→ **A block of data**
>>

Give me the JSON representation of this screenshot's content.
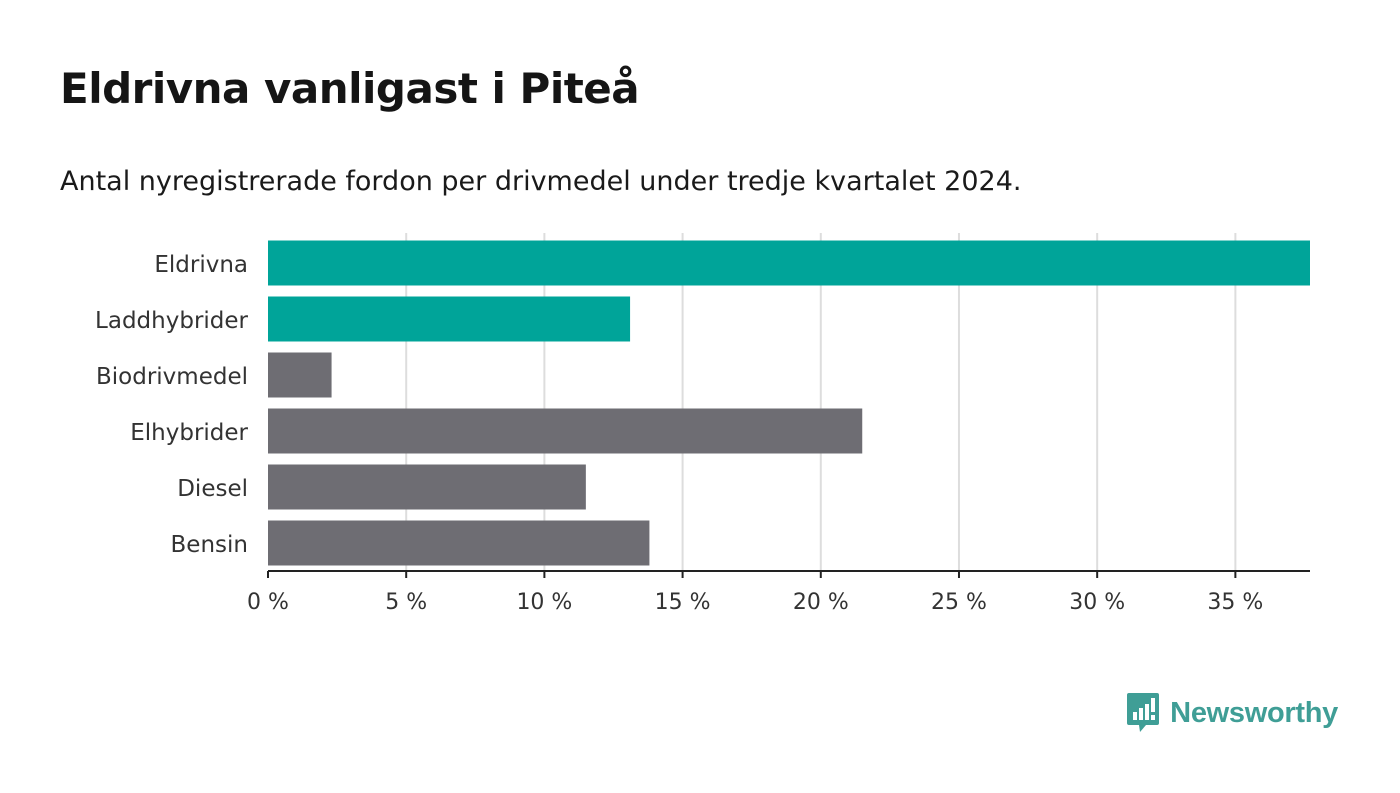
{
  "header": {
    "title": "Eldrivna vanligast i Piteå",
    "subtitle": "Antal nyregistrerade fordon per drivmedel under tredje kvartalet 2024."
  },
  "colors": {
    "highlight": "#00a499",
    "default": "#6e6d73",
    "grid": "#dddddd",
    "axis": "#222222",
    "brand": "#3f9e96"
  },
  "chart_data": {
    "type": "bar",
    "orientation": "horizontal",
    "title": "Eldrivna vanligast i Piteå",
    "subtitle": "Antal nyregistrerade fordon per drivmedel under tredje kvartalet 2024.",
    "categories": [
      "Eldrivna",
      "Laddhybrider",
      "Biodrivmedel",
      "Elhybrider",
      "Diesel",
      "Bensin"
    ],
    "values": [
      37.7,
      13.1,
      2.3,
      21.5,
      11.5,
      13.8
    ],
    "highlighted": [
      true,
      true,
      false,
      false,
      false,
      false
    ],
    "xlim": [
      0,
      37.7
    ],
    "xticks": [
      0,
      5,
      10,
      15,
      20,
      25,
      30,
      35
    ],
    "xtick_labels": [
      "0 %",
      "5 %",
      "10 %",
      "15 %",
      "20 %",
      "25 %",
      "30 %",
      "35 %"
    ],
    "xlabel": "",
    "ylabel": "",
    "grid": true
  },
  "brand": {
    "name": "Newsworthy"
  }
}
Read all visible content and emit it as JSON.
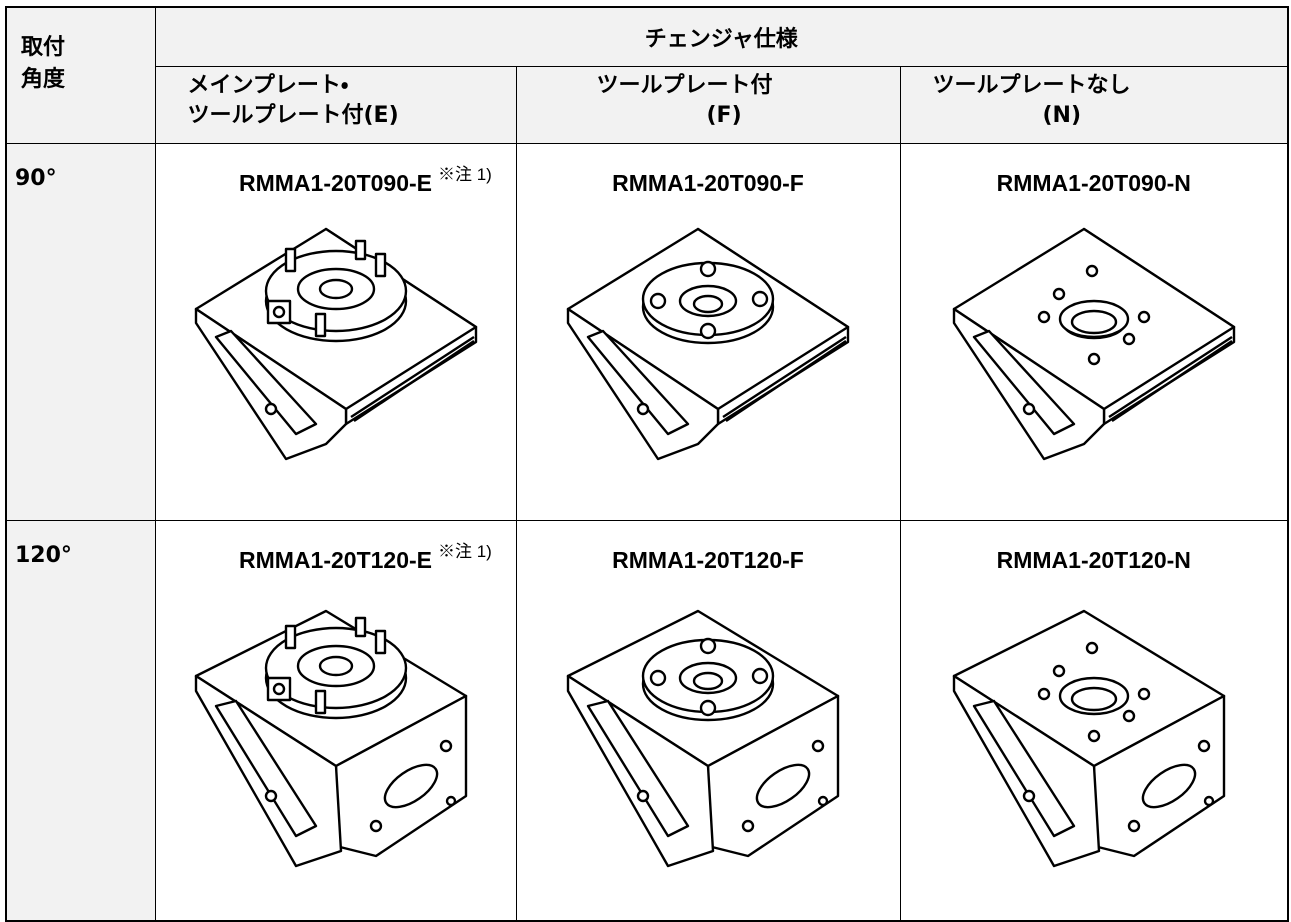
{
  "table": {
    "corner": [
      "取付",
      "角度"
    ],
    "group_header": "チェンジャ仕様",
    "columns": [
      [
        "メインプレート・",
        "ツールプレート付(E)"
      ],
      [
        "ツールプレート付",
        "(F)"
      ],
      [
        "ツールプレートなし",
        "(N)"
      ]
    ],
    "rows": [
      {
        "angle": "90°",
        "models": [
          "RMMA1-20T090-E",
          "RMMA1-20T090-F",
          "RMMA1-20T090-N"
        ],
        "note": "※注 1)"
      },
      {
        "angle": "120°",
        "models": [
          "RMMA1-20T120-E",
          "RMMA1-20T120-F",
          "RMMA1-20T120-N"
        ],
        "note": "※注 1)"
      }
    ]
  }
}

<<

→ **What you need to do**
Tell how many lines of the records above hold the string "tredje". Give no other text.

→ **Completed exercise**
2